Records from a data collection
__________________________________________________

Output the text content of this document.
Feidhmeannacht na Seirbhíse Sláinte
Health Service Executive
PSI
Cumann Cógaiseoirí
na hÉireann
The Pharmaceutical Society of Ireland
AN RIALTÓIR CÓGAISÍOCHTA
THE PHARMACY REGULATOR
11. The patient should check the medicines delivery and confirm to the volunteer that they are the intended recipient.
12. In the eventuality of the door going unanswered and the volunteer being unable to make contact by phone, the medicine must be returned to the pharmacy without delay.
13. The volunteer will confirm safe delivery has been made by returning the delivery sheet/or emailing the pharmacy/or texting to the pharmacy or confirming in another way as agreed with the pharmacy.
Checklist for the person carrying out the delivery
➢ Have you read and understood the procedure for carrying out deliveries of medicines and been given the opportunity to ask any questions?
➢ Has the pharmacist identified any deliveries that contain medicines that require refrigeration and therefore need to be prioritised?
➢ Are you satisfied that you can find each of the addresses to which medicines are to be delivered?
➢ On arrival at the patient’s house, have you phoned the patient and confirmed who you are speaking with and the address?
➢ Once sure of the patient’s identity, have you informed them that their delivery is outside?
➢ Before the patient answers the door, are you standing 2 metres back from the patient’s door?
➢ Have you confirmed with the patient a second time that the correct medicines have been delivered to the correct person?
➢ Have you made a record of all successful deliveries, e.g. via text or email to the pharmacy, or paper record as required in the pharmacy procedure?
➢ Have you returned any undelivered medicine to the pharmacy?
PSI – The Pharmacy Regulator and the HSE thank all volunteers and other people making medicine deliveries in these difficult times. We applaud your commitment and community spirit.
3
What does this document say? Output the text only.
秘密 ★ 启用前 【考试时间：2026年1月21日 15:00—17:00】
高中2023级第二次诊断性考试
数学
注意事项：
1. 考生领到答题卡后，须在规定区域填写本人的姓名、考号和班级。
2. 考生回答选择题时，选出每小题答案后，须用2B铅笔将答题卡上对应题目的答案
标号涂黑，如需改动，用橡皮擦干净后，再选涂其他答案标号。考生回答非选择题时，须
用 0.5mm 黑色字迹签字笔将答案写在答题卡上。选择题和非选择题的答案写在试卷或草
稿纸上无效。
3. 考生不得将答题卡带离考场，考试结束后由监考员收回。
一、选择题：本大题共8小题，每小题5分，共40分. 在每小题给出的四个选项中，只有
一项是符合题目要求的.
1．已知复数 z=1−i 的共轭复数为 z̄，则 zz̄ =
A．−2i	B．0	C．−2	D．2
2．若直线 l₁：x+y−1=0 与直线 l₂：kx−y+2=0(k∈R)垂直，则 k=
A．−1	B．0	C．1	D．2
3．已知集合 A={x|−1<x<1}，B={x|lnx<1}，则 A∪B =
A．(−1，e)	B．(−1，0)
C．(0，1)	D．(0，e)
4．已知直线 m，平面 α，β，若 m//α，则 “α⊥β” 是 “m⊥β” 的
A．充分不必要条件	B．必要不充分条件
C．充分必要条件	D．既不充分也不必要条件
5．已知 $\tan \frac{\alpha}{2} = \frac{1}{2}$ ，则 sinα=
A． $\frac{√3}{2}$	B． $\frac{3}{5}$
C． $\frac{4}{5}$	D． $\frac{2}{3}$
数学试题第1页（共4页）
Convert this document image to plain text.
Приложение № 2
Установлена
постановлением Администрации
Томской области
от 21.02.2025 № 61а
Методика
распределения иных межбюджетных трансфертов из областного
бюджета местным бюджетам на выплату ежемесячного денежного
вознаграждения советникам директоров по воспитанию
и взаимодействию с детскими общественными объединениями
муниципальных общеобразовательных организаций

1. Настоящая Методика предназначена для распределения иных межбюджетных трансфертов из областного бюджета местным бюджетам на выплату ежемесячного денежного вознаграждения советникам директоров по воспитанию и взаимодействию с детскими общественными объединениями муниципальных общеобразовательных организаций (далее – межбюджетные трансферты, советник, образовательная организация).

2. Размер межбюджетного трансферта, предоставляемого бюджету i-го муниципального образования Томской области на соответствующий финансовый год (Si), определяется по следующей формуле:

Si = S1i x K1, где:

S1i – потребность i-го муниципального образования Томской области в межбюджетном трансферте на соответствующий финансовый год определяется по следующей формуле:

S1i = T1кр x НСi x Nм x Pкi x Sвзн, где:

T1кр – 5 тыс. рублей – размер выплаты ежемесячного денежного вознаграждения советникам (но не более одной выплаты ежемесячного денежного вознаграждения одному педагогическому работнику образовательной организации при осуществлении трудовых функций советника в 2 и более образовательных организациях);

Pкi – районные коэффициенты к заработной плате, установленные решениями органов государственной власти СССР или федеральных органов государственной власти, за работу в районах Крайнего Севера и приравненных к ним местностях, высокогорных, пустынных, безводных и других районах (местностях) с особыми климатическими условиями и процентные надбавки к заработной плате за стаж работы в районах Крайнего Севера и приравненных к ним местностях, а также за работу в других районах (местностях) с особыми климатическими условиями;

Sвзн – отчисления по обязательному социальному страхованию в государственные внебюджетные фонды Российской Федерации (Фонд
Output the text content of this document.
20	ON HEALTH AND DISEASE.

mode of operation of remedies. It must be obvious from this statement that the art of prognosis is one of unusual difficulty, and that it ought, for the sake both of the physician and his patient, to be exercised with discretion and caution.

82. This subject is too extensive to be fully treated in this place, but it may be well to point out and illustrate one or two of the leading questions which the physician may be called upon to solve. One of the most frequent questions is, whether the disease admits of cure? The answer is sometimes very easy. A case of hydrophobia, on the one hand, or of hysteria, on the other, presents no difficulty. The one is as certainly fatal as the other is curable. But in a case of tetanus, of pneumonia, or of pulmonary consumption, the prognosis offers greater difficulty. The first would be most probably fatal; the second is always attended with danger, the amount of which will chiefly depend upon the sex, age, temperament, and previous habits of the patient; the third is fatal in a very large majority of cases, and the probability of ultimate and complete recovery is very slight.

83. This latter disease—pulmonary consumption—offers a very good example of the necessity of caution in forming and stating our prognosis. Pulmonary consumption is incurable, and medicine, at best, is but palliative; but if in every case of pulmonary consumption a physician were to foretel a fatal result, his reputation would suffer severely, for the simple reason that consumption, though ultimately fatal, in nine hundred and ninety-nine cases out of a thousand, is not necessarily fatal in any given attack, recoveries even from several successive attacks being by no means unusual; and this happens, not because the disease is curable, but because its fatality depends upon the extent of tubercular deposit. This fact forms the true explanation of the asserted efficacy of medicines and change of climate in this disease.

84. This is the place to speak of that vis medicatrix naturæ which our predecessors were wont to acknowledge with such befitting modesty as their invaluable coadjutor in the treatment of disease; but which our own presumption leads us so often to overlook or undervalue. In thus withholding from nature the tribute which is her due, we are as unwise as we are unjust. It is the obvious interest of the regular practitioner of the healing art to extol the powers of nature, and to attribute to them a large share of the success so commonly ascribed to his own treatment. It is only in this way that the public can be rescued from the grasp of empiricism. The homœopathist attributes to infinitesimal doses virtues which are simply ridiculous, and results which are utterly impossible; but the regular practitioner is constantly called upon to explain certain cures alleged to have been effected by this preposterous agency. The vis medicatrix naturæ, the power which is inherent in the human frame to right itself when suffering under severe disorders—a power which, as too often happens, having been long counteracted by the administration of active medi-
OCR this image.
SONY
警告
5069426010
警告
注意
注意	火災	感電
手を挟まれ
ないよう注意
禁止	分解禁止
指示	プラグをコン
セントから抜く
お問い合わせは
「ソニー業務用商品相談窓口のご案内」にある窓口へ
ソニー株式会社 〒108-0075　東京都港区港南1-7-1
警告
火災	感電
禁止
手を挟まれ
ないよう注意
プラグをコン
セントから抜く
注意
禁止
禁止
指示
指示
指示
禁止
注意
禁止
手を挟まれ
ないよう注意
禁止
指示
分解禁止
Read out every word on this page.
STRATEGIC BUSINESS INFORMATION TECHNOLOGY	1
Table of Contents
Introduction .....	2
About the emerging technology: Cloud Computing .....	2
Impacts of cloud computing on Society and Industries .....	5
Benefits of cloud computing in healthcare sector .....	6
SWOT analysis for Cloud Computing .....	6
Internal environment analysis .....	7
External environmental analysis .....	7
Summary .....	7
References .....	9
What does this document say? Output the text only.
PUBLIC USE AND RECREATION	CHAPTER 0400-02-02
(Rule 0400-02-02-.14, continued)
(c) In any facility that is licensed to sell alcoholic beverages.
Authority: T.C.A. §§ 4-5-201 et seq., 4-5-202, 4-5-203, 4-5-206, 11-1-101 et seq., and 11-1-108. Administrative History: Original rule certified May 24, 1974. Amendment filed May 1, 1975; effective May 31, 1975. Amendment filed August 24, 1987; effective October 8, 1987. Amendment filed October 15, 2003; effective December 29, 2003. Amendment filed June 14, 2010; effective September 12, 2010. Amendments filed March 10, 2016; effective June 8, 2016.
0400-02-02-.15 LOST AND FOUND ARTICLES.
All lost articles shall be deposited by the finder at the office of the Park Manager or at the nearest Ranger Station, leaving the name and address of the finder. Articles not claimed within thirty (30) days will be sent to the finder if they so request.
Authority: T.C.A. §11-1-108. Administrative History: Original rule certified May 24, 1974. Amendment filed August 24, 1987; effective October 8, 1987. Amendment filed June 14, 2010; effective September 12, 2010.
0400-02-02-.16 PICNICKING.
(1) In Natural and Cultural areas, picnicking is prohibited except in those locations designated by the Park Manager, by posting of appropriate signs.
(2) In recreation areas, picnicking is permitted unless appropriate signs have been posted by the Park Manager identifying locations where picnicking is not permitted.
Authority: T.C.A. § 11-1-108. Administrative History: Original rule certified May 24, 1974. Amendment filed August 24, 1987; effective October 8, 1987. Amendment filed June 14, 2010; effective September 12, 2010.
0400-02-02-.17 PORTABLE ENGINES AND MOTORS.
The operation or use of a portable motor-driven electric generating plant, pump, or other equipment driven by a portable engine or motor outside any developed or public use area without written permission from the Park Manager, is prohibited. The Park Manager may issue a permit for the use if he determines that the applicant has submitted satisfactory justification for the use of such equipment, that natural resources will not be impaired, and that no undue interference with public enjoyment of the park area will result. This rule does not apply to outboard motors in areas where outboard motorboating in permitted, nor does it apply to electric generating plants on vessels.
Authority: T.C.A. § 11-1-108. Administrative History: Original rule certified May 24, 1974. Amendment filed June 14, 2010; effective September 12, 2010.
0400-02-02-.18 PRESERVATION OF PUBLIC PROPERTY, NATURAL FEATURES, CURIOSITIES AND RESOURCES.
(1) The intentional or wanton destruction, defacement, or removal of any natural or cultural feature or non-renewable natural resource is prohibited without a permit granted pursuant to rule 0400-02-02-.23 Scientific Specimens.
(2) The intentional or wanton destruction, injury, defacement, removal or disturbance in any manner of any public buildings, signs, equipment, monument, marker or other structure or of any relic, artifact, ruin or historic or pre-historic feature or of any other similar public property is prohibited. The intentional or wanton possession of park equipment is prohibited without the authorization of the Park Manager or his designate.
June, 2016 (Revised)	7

__________________________________________________

▶ [TASK DETAILS]: Reproduce every line from the entries that holds the word "unusual".

▶ [WRITTEN ANSWER]:
mode of operation of remedies. It must be obvious from this statement that the art of prognosis is one of unusual difficulty, and that it ought, for the sake both of the physician and his patient, to be exercised with discretion and caution.
83. This latter disease—pulmonary consumption—offers a very good example of the necessity of caution in forming and stating our prognosis. Pulmonary consumption is incurable, and medicine, at best, is but palliative; but if in every case of pulmonary consumption a physician were to foretel a fatal result, his reputation would suffer severely, for the simple reason that consumption, though ultimately fatal, in nine hundred and ninety-nine cases out of a thousand, is not necessarily fatal in any given attack, recoveries even from several successive attacks being by no means unusual; and this happens, not because the disease is curable, but because its fatality depends upon the extent of tubercular deposit. This fact forms the true explanation of the asserted efficacy of medicines and change of climate in this disease.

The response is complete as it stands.